DESCRIPTION OF THE TASK
Every entry must be copied word for word.

RECORDS FOR THIS EXERCISE
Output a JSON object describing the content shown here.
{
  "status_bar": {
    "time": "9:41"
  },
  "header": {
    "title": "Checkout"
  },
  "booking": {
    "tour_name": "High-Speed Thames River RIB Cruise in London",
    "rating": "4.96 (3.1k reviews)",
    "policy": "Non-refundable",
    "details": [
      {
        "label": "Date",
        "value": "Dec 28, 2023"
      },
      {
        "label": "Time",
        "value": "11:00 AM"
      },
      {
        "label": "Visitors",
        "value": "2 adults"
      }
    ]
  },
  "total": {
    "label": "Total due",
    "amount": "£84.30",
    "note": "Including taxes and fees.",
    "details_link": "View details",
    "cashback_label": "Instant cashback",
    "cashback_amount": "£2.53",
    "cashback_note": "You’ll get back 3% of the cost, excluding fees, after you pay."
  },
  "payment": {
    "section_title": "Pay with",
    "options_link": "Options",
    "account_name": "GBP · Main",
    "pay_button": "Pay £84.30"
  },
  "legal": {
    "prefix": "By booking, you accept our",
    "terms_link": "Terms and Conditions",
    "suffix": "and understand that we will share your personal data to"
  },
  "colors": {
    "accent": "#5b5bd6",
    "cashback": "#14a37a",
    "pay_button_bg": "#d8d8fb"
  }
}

ANSWER FOR THIS EXERCISE
Output a JSON object describing the content shown here.
{
  "status_bar": {
    "time": "9:41"
  },
  "header": {
    "title": "Checkout"
  },
  "booking": {
    "tour_name": "High-Speed Thames River RIB Cruise in London",
    "rating": "4.96 (3.1k reviews)",
    "policy": "Non-refundable",
    "details": [
      {
        "label": "Date",
        "value": "Dec 28, 2023"
      },
      {
        "label": "Time",
        "value": "11:00 AM"
      },
      {
        "label": "Visitors",
        "value": "2 adults"
      }
    ]
  },
  "total": {
    "label": "Total due",
    "amount": "£84.30",
    "note": "Including taxes and fees.",
    "details_link": "View details",
    "cashback_label": "Instant cashback",
    "cashback_amount": "£2.53",
    "cashback_note": "You’ll get back 3% of the cost, excluding fees, after you pay."
  },
  "payment": {
    "section_title": "Pay with",
    "options_link": "Options",
    "account_name": "GBP · Main",
    "pay_button": "Pay £84.30"
  },
  "legal": {
    "prefix": "By booking, you accept our",
    "terms_link": "Terms and Conditions",
    "suffix": "and understand that we will share your personal data to"
  },
  "colors": {
    "accent": "#5b5bd6",
    "cashback": "#14a37a",
    "pay_button_bg": "#d8d8fb"
  }
}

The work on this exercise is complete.